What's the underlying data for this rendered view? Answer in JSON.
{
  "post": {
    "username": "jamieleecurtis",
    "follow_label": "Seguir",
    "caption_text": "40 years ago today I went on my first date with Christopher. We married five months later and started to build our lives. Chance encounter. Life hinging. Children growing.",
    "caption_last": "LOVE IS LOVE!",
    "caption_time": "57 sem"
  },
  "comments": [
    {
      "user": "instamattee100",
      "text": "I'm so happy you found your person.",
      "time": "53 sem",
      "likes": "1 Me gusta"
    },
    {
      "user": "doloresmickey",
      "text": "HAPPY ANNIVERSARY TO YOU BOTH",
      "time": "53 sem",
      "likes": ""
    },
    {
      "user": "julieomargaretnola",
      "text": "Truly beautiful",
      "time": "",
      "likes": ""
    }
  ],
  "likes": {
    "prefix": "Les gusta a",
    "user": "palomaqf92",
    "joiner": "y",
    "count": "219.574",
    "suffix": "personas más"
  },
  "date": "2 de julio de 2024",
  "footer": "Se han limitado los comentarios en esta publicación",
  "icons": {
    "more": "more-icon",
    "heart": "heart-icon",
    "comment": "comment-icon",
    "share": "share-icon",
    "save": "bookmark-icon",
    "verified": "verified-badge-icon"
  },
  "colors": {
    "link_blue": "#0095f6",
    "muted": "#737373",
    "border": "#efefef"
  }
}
··········
▶ **Set task**
Your task is to give the records above again, exactly.

▶ **Exercise result**
What's the underlying data for this rendered view? Answer in JSON.
{
  "post": {
    "username": "jamieleecurtis",
    "follow_label": "Seguir",
    "caption_text": "40 years ago today I went on my first date with Christopher. We married five months later and started to build our lives. Chance encounter. Life hinging. Children growing.",
    "caption_last": "LOVE IS LOVE!",
    "caption_time": "57 sem"
  },
  "comments": [
    {
      "user": "instamattee100",
      "text": "I'm so happy you found your person.",
      "time": "53 sem",
      "likes": "1 Me gusta"
    },
    {
      "user": "doloresmickey",
      "text": "HAPPY ANNIVERSARY TO YOU BOTH",
      "time": "53 sem",
      "likes": ""
    },
    {
      "user": "julieomargaretnola",
      "text": "Truly beautiful",
      "time": "",
      "likes": ""
    }
  ],
  "likes": {
    "prefix": "Les gusta a",
    "user": "palomaqf92",
    "joiner": "y",
    "count": "219.574",
    "suffix": "personas más"
  },
  "date": "2 de julio de 2024",
  "footer": "Se han limitado los comentarios en esta publicación",
  "icons": {
    "more": "more-icon",
    "heart": "heart-icon",
    "comment": "comment-icon",
    "share": "share-icon",
    "save": "bookmark-icon",
    "verified": "verified-badge-icon"
  },
  "colors": {
    "link_blue": "#0095f6",
    "muted": "#737373",
    "border": "#efefef"
  }
}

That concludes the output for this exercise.